_課題一覧_
**A)** BOPデザイン研究の紹介文で、フレームワークの構成上注目しているとされる観点をすべて挙げてください。
**B)** BOPデザイン研究の紹介文を、最後の文の後から書き継いでください。

====== 対象テキスト ======

このフレームワークは以下の4つの観点に注目し、構成されています。
– グローバルコンテキストにおけるDesign4Billionsの占める”ポジション”
– BOPプロダクト開発における”ステークホルダー”
– BOPのためのデザインを行う”デザイナ”
– Design4Billionsにおける”コラボレーションスペース”
特に、BOP Library[9]を中心に、webリソースや書籍に関する情報をアーカイブしており、有用性も高いと考えられます。
[8] Design4Billions Knowledge Framework
[9] Design4Billions
Design for Sustainability
Students Projectsだけではなく、IDEに存在する3つの学科のうちの1つ、Design Engineeringの、さらに1セクションに当たる、Design for Sustainability(DfS)[10]もまた、ソーシャルイノベーション関連の研究に取り組んでいます。Design for Sustainabilityは、”持続可能性”に注目したプロダクトやサービスをデザインする企業や研究機関を助けるための、メソッドやツールの開発、テスト、普及をミッションとしいます。以下では、いくつかのコースとともに、UNEP(国連開発計画)との共同プロジェクトであるD4Sを紹介いたします。

====== 提供された行 ======

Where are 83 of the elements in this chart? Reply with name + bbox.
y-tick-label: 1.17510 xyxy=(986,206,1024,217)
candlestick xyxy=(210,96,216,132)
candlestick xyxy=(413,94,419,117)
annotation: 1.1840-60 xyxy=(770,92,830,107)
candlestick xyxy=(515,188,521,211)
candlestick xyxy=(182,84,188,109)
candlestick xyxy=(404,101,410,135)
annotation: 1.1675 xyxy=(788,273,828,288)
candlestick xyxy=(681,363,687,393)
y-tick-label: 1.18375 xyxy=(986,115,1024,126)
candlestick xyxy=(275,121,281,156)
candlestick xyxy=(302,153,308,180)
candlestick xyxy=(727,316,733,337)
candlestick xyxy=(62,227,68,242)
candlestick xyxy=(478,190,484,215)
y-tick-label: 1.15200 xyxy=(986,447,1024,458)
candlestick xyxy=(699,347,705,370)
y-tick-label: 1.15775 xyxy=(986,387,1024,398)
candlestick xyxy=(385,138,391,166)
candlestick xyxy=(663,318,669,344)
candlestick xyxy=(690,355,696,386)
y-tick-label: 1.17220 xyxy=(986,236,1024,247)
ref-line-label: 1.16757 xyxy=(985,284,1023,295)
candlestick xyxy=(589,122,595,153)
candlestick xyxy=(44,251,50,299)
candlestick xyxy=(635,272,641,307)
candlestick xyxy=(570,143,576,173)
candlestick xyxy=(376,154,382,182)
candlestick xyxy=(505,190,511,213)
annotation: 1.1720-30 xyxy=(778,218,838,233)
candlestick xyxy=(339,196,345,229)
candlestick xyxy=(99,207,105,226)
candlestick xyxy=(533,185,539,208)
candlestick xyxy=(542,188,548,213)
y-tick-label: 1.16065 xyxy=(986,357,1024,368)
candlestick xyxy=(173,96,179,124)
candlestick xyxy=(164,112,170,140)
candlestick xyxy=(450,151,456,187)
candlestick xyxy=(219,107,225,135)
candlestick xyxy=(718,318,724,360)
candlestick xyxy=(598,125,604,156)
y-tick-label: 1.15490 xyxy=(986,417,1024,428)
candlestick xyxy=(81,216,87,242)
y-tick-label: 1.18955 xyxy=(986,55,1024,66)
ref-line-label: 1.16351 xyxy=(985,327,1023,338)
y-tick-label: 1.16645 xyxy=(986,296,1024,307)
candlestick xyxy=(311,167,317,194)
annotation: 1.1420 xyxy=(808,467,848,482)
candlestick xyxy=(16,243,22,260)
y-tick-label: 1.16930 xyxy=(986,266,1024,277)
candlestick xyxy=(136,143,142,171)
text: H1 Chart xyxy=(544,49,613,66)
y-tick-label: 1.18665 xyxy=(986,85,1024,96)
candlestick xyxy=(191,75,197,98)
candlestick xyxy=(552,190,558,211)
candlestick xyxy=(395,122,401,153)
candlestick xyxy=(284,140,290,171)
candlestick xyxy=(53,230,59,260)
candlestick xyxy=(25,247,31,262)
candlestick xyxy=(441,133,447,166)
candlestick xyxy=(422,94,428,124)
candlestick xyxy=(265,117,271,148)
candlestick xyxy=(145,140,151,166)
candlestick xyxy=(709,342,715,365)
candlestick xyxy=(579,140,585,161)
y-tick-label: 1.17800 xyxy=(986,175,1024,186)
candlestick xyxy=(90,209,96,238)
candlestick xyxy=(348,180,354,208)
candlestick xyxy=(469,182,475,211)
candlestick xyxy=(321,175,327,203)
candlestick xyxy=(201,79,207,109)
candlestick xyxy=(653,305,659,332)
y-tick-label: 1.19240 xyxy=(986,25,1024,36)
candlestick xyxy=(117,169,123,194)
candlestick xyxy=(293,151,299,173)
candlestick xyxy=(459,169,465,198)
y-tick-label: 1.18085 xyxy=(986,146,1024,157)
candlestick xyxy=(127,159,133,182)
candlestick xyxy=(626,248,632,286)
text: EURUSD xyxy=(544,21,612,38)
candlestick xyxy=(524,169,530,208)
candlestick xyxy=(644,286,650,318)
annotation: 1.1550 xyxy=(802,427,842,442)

======

_解答_
**A)**
- グローバルコンテキストにおけるDesign4Billionsの占める「ポジション」
- BOPプロダクト開発における「ステークホルダー」
- BOPのためのデザインを行う「デザイナ」
- Design4Billionsにおける「コラボレーションスペース」

**B)**
[10] Design for Sustainability
コース
– Basic Environmental Sciences
プロダクトデザインに関連した環境問題を紹介するコース
– Life Cycle Engineering & Design
プロダクトデザインにおける持続可能なマテリアル、テクノロジーの適用に関するコース
– Product Service Systems
持続可能性のあるプロダクトやサービスシステムの開発に関するコース
– Applied Environmental Design
産業における漸進的な環境改善に関するコース
– Environment and Business
エコデザインマネジメントにおけるバリューチェーンの内部および外部における問題に関するコース
– Technical Environmental Analysis
プロダクトやサービスの環境に与えるインパクトの分析に関するコース
-Internationalisation
文化的多様性の文脈において働く学生のための準備に関するコース
D4S – Design for Sustanability
DfSに所属するJan Carel Diehl教授が、UNEPとの共同研究を通じて、途上国において、スモールビジネス、ミディアムビジネスを始める起業家をターゲットとして、4ヶ国語(英語、フランス語、スペイン語、ヴェトナム語)のwebおよびpdfマニュアルをまとめています[11][12]。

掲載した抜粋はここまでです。